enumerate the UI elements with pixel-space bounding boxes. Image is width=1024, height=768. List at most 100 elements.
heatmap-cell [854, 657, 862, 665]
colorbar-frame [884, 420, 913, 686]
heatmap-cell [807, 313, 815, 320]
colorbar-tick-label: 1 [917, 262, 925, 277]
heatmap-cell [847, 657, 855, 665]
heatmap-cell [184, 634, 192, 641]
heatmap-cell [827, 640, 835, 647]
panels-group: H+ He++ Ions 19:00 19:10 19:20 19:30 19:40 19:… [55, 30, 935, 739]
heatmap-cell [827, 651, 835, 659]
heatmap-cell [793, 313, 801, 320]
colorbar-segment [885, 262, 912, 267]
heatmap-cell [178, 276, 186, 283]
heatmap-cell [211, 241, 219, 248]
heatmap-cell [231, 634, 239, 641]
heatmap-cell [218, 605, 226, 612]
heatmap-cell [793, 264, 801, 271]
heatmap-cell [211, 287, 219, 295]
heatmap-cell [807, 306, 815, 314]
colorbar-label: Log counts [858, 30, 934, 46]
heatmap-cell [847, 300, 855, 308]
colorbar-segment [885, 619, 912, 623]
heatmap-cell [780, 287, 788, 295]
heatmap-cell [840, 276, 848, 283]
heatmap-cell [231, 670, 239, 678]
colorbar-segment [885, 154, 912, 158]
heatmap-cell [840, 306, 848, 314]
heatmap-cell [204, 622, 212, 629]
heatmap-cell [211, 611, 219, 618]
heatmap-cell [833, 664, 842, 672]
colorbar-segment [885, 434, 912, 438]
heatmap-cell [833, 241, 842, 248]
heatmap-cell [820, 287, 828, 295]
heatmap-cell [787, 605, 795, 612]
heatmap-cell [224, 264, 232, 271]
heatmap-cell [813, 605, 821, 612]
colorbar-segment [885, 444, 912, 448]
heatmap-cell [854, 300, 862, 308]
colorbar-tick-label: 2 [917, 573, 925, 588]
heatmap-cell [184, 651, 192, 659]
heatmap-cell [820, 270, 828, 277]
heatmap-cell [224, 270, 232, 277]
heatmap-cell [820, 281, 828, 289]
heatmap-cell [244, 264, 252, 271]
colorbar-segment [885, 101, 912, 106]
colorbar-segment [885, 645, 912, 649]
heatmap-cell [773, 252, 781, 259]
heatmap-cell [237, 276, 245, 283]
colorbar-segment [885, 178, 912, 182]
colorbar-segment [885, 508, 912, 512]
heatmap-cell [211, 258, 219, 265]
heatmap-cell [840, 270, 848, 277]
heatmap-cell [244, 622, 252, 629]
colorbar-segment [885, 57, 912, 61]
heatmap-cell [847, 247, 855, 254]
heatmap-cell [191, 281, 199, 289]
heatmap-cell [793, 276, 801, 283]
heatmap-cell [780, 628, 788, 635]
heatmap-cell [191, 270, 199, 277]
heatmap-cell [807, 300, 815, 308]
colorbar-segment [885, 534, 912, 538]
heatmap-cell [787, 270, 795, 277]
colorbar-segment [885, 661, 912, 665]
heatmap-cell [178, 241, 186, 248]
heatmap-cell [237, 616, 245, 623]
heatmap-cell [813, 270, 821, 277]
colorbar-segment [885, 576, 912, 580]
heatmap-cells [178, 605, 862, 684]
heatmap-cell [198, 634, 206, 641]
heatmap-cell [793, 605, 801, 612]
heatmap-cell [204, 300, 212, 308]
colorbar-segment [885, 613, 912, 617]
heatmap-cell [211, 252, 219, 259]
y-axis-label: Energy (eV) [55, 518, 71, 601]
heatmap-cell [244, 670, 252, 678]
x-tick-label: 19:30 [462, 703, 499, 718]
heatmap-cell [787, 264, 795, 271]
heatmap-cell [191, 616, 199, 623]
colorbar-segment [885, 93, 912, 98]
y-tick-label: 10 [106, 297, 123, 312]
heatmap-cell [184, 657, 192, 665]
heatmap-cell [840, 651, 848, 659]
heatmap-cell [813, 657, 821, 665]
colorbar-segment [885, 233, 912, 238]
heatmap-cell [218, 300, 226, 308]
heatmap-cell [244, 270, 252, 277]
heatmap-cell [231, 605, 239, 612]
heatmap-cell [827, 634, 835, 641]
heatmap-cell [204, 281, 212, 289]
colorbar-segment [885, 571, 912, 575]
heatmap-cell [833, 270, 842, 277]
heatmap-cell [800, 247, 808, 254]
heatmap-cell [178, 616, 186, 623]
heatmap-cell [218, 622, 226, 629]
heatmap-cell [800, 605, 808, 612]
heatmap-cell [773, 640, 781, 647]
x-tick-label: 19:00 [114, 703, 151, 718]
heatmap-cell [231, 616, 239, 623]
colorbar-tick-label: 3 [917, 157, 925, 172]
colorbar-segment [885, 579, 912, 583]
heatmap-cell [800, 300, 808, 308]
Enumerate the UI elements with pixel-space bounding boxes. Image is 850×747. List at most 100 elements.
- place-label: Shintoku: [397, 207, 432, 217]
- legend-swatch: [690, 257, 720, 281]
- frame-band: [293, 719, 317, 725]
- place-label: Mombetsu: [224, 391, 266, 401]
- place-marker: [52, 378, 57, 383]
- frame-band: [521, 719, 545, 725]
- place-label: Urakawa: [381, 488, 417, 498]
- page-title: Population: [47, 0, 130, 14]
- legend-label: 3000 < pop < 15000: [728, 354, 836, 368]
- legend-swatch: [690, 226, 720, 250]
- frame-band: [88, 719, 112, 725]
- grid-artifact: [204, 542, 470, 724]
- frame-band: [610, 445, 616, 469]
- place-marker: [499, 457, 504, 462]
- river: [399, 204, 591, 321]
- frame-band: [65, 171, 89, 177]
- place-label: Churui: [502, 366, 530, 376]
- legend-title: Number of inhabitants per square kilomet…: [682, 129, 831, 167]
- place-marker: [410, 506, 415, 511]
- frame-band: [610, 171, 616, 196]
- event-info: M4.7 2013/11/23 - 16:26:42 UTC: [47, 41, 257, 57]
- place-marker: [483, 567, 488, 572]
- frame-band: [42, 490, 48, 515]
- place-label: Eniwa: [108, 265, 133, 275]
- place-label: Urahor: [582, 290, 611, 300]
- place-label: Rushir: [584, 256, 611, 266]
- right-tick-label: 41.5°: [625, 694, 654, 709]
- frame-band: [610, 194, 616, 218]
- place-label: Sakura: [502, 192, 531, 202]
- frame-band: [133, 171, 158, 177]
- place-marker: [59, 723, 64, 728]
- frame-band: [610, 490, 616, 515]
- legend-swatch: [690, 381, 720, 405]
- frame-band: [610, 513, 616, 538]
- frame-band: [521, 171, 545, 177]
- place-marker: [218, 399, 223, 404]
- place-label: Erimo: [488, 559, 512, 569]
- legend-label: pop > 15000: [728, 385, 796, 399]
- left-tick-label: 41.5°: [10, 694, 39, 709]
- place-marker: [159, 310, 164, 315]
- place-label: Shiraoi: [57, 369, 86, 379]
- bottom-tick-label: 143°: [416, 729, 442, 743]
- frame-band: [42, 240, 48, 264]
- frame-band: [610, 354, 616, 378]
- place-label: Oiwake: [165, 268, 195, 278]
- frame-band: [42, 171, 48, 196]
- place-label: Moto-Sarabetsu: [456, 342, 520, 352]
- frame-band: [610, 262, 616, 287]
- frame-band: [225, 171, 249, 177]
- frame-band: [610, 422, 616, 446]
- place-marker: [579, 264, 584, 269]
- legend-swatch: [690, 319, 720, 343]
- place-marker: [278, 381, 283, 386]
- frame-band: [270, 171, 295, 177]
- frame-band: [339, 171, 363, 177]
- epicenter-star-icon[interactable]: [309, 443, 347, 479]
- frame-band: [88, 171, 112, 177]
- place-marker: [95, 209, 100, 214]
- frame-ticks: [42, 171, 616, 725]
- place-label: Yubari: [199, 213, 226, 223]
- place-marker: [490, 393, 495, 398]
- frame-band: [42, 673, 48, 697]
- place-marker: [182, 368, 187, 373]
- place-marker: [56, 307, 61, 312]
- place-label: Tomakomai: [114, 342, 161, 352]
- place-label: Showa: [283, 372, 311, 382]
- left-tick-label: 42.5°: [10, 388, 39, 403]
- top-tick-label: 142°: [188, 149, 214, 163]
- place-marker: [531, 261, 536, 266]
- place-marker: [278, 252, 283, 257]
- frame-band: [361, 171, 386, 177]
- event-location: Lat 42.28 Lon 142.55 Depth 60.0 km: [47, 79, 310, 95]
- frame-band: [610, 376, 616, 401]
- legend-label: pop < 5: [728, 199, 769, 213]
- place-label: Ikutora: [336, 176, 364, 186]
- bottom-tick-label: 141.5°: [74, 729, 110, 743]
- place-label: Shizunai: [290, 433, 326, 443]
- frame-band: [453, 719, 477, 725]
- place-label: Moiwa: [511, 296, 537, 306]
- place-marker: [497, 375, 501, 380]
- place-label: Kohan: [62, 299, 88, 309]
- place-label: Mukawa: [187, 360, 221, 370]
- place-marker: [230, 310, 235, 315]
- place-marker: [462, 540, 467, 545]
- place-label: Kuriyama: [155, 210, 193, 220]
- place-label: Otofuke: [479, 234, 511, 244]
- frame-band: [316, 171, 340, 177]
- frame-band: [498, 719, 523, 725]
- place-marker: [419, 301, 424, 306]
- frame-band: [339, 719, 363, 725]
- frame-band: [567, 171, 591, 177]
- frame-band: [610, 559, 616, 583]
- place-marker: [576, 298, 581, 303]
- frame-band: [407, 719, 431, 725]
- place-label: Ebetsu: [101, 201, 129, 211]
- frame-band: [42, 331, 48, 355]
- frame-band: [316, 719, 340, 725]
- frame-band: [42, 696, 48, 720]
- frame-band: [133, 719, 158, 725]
—————
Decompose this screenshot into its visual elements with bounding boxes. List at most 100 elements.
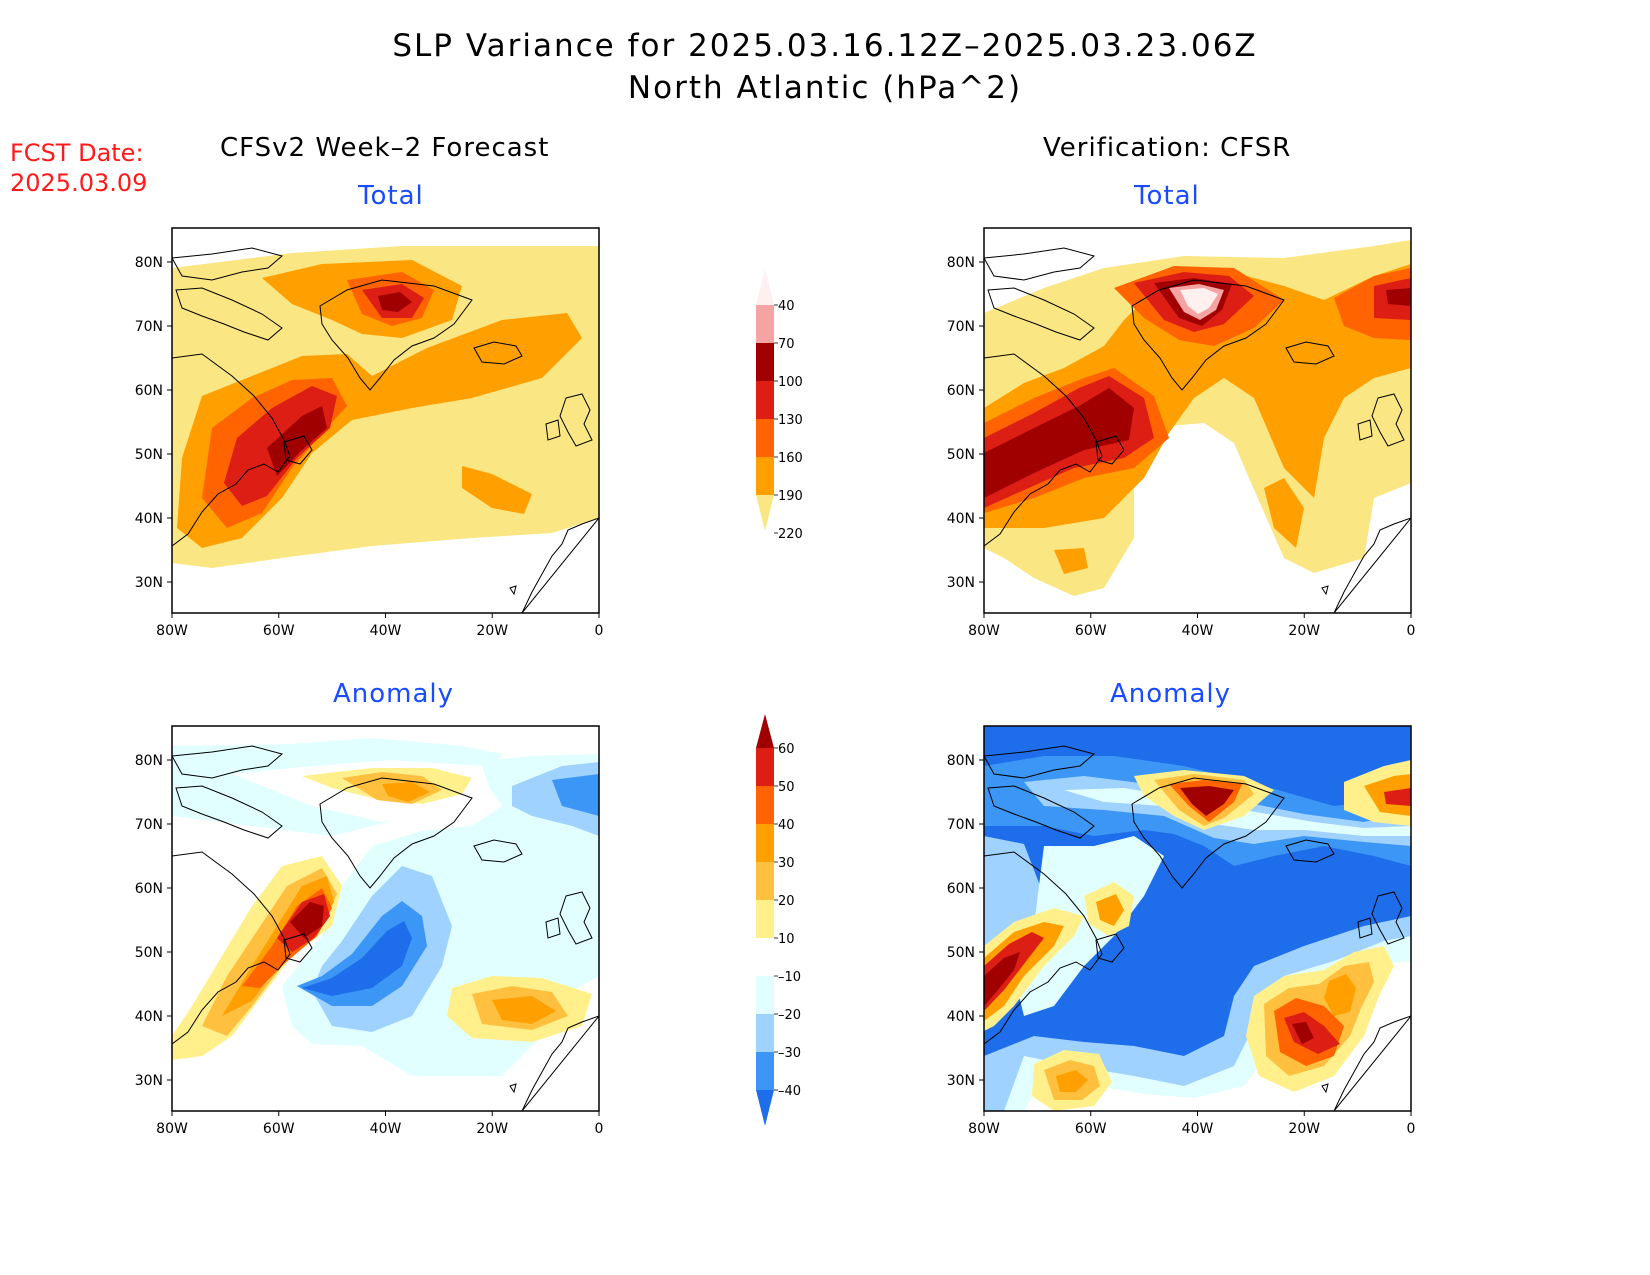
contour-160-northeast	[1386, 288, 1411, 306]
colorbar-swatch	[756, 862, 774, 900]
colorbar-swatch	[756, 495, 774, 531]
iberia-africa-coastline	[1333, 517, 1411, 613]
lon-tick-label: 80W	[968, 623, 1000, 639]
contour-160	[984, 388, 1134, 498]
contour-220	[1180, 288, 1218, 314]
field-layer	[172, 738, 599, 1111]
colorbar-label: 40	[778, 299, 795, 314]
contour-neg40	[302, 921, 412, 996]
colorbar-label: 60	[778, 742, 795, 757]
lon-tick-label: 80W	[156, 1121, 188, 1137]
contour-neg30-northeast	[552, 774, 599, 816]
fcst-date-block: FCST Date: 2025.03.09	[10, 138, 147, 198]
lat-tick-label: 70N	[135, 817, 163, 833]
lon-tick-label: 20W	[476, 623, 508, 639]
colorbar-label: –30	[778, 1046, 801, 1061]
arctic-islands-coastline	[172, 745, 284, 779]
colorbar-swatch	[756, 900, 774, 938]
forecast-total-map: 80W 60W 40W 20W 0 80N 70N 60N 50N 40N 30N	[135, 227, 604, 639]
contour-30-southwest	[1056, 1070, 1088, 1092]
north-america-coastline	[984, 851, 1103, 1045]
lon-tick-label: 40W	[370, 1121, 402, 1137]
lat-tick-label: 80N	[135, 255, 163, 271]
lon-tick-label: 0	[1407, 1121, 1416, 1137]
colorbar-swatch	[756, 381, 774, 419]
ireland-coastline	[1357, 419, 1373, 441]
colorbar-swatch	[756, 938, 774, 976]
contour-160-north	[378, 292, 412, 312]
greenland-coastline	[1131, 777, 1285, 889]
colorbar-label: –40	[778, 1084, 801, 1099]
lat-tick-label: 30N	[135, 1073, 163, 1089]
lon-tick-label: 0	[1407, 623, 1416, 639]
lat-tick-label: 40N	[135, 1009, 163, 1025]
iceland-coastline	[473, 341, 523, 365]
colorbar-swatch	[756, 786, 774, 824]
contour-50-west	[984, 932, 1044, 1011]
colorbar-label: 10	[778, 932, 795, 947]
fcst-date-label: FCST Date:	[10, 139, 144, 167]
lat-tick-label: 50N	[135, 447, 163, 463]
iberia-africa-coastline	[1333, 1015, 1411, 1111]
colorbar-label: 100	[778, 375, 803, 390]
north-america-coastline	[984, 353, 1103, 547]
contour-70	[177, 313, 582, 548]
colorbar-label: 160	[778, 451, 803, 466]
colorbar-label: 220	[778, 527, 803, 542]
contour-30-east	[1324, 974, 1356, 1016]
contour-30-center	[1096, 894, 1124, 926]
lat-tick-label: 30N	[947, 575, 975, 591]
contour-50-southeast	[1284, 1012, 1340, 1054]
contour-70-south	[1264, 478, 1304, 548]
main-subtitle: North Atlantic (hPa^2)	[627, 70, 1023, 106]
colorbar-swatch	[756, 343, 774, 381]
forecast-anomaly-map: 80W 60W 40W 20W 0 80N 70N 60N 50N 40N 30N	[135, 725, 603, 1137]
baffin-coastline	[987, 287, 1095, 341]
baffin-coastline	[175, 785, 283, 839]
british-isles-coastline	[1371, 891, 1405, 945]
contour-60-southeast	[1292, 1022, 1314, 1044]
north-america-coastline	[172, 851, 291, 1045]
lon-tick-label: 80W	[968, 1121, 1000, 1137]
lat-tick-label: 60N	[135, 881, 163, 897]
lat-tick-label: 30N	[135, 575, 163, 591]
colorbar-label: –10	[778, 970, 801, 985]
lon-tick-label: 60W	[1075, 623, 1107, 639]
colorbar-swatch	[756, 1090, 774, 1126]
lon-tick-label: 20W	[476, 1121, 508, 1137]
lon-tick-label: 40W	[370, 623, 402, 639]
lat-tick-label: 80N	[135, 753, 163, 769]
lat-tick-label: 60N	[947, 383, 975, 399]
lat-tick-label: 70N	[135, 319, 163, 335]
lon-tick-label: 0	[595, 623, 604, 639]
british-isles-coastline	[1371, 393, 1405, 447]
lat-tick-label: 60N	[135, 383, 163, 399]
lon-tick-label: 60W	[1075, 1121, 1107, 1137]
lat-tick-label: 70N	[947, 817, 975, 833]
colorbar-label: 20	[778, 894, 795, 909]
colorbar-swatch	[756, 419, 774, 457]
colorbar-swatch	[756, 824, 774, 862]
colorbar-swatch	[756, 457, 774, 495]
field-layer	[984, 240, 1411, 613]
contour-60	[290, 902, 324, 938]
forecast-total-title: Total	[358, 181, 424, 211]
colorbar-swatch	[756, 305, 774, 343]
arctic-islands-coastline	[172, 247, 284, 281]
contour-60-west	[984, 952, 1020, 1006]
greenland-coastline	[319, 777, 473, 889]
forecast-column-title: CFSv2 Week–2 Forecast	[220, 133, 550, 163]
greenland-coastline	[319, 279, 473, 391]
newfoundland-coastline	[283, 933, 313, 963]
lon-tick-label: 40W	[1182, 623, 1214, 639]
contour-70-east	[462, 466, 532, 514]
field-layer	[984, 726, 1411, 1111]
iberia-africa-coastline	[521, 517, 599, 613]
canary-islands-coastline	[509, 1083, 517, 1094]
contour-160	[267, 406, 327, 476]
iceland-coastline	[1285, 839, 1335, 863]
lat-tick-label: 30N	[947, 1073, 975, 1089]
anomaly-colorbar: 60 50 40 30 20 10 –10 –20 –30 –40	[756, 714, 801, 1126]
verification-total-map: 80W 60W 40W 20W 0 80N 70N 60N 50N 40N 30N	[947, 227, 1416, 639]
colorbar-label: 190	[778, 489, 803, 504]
—————
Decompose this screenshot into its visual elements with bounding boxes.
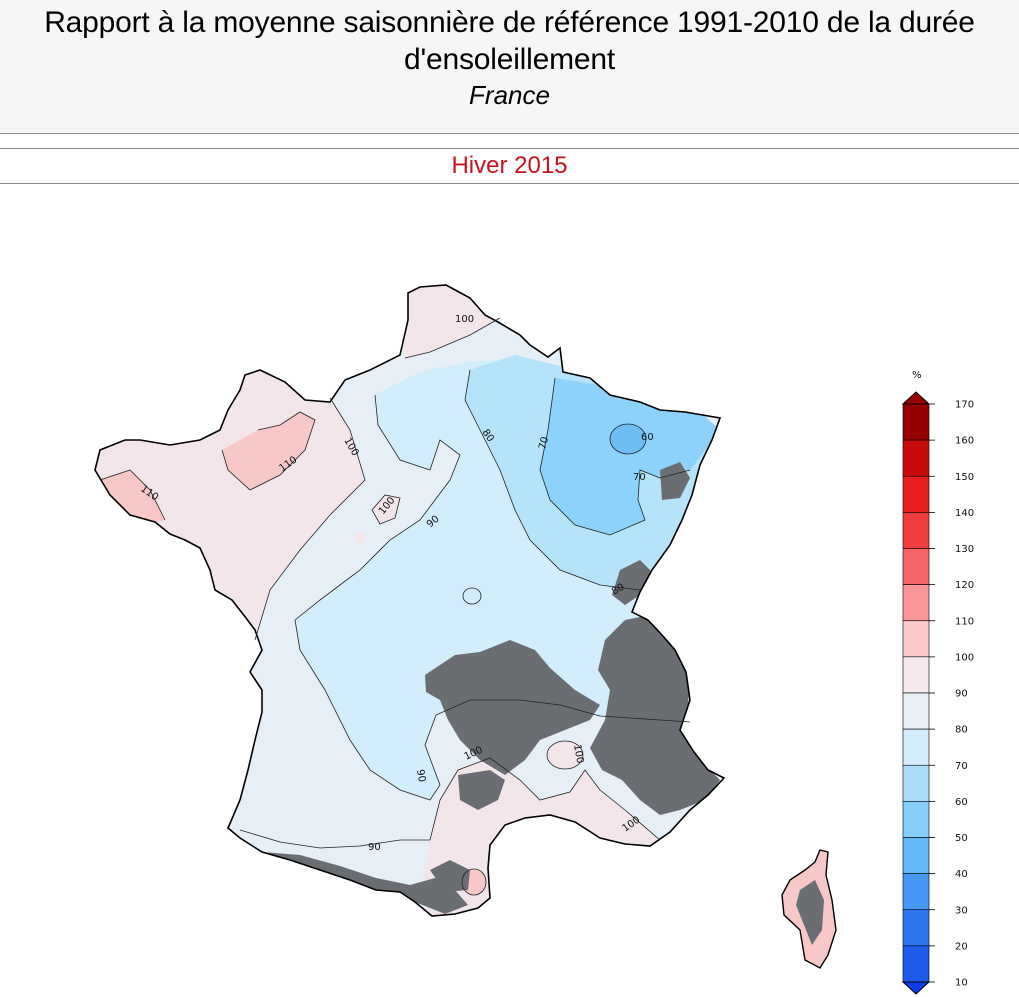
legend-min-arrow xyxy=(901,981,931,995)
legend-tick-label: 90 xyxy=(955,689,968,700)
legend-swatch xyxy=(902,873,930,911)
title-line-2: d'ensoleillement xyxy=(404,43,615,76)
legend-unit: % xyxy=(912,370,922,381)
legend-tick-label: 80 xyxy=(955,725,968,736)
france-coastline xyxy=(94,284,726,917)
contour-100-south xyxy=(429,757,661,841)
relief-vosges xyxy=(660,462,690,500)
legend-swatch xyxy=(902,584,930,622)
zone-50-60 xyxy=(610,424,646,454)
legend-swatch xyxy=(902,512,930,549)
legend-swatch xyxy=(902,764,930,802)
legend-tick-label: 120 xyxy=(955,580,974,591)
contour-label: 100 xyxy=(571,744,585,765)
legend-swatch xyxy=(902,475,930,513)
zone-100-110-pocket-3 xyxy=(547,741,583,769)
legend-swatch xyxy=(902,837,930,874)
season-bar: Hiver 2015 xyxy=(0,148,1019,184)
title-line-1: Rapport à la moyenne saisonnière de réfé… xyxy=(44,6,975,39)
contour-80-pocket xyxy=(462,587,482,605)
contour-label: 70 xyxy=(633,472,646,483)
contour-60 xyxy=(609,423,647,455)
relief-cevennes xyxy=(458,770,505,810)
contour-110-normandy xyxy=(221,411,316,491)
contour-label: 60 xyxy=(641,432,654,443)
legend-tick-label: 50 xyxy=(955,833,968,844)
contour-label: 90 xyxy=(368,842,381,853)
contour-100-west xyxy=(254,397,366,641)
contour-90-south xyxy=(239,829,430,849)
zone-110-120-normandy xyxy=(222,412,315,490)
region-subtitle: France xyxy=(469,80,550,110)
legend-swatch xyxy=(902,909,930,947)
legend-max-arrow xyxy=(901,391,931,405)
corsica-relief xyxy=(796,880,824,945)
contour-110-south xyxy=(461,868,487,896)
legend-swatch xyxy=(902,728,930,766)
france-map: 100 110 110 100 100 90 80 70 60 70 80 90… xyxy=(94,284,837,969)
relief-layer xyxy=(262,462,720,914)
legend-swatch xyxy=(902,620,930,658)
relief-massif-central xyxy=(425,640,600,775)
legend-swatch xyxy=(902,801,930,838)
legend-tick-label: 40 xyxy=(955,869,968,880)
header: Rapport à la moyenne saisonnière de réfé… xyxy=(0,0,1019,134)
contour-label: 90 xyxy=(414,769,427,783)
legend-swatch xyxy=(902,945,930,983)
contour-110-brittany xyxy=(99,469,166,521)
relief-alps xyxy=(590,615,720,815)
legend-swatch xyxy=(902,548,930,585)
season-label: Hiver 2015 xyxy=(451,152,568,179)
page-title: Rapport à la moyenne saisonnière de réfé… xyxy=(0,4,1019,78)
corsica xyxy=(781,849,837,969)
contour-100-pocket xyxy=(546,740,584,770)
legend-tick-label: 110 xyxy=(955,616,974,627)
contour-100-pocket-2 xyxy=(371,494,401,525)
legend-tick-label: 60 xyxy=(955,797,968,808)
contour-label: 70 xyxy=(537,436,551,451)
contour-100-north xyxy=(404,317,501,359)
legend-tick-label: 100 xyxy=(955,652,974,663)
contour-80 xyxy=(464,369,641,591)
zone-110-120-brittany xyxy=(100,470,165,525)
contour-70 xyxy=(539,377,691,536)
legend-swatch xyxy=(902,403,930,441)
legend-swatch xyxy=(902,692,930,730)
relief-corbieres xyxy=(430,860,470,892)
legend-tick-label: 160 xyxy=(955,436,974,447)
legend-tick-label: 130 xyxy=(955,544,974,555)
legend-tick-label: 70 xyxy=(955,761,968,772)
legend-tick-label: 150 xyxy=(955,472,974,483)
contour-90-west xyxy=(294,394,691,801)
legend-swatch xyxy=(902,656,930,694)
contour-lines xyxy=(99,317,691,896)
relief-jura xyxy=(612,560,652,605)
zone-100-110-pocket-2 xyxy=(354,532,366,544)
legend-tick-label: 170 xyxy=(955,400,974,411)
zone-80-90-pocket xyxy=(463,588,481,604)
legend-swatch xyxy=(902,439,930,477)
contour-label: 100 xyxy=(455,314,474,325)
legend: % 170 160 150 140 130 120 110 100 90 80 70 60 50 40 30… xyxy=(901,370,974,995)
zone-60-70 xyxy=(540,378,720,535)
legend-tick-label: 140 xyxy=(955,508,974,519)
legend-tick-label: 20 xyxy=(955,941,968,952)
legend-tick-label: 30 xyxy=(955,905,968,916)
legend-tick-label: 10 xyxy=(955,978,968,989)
—————
**Request**
Which lines in the entries above contain the string "season"? Gather each one and copy it out in full.

**Response for this exercise**
season-bar: Hiver 2015 xyxy=(0,148,1019,184)
season-label: Hiver 2015 xyxy=(451,152,568,179)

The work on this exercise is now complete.